Yang Perlu Dikerjakan |
a – Ringkaslah cuplikan tentang krisis iklim dalam dua kalimat.
b – Jawab pertanyaan berikut berdasarkan cuplikan tentang krisis iklim:
(i) Berapa hektar luas kebakaran terbesar dalam sejarah AS?
(ii) Berapa jumlah banjir yang dialami Indonesia selama Januari 2025 menurut BNPB?
(iii) Langkah apa yang tidak boleh ditunda dengan alasan mundurnya AS dari Perjanjian Paris?
c – Sebutkan semua bencana dampak krisis iklim yang disebut dalam cuplikan tentang krisis iklim sebagai ancaman bagi negara kepulauan tropis.

Cuplikan Teks |
★ ★ ★

Dua pekan sebelum keputusan mundur dari Perjanjian Paris, AS dilanda kebakaran terbesar dalam sejarahnya, dengan 57.635 hektar. Seharusnya, peristiwa itu bisa dipahami bahwa dampak krisis iklim bukan mitos.
Sebagai negara kepulauan tropis, kata Novi, jauh lebih rentan terhadap bencana dampak krisis iklim, seperti badai, banjir, kekeringan, hingga krisis pangan.
Data dari Badan Nasional Penanggulangan Bencana (BNPB) menunjukkan bahwa selama Januari 2025, Indonesia mengalami 165 banjir, 13 cuaca ekstrem, dan 18 tanah longsor. Sebanyak 635.336 jiwa terdampak dan terpaksa mengungsi. Semua bencana ini memiliki korelasi erat dengan krisis iklim yang makin memburuk.
Pendanaan alternatif
Mundurnya AS dari Perjanjian Paris memang berpotensi melemahkan komitmen global terhadap pendanaan transisi energi, termasuk bagi negara berkembang seperti Indonesia. Namun, menurut Novita, hal ini tidak bisa dijadikan alasan untuk menunda langkah-langkah dekarbonisasi.

★ ★ ★

Daftar Catatan |
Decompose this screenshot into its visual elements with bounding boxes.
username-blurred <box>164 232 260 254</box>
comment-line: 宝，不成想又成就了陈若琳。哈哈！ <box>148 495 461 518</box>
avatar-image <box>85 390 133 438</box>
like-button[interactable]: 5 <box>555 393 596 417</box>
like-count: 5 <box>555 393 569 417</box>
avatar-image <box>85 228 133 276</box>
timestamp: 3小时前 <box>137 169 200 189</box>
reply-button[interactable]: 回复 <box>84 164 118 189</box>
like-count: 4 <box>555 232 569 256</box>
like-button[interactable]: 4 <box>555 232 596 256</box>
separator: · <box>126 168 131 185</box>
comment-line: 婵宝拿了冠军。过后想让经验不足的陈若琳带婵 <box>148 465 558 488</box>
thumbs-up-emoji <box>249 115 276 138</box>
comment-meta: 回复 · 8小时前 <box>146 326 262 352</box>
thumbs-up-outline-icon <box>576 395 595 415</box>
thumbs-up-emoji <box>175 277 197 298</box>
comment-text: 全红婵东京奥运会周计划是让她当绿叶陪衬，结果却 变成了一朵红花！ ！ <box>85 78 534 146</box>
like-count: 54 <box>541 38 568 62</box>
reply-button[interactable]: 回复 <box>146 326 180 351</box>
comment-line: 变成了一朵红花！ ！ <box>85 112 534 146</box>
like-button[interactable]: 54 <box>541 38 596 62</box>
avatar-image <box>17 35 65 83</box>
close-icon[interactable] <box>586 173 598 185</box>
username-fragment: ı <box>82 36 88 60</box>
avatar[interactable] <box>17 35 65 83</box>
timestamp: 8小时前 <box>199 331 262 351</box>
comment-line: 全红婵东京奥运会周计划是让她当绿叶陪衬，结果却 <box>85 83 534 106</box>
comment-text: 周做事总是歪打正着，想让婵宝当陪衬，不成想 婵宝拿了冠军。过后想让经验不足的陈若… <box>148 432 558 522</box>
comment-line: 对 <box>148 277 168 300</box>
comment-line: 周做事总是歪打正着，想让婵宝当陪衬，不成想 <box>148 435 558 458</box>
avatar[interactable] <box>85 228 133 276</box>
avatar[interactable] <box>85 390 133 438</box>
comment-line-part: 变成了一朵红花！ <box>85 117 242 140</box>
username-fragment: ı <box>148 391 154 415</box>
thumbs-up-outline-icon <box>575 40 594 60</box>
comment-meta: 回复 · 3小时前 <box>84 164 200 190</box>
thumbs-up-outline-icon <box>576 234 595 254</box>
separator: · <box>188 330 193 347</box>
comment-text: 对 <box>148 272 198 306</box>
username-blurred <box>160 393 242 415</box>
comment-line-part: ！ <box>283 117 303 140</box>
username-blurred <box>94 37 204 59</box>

★ ★ ★

Jawaban |
a – Dua pekan sebelum AS mundur dari Perjanjian Paris, negara itu dilanda kebakaran terbesar dalam sejarahnya, sementara negara kepulauan tropis jauh lebih rentan terhadap bencana dampak krisis iklim, dan data BNPB mencatat 165 banjir, 13 cuaca ekstrem, serta 18 tanah longsor di Indonesia selama Januari 2025. Mundurnya AS berpotensi melemahkan komitmen global terhadap pendanaan transisi energi, tetapi hal itu tidak bisa dijadikan alasan untuk menunda langkah-langkah dekarbonisasi.

b –
(i) 57.635 hektar
(ii) 165 banjir
(iii) Langkah-langkah dekarbonisasi

c – Badai, banjir, kekeringan, krisis pangan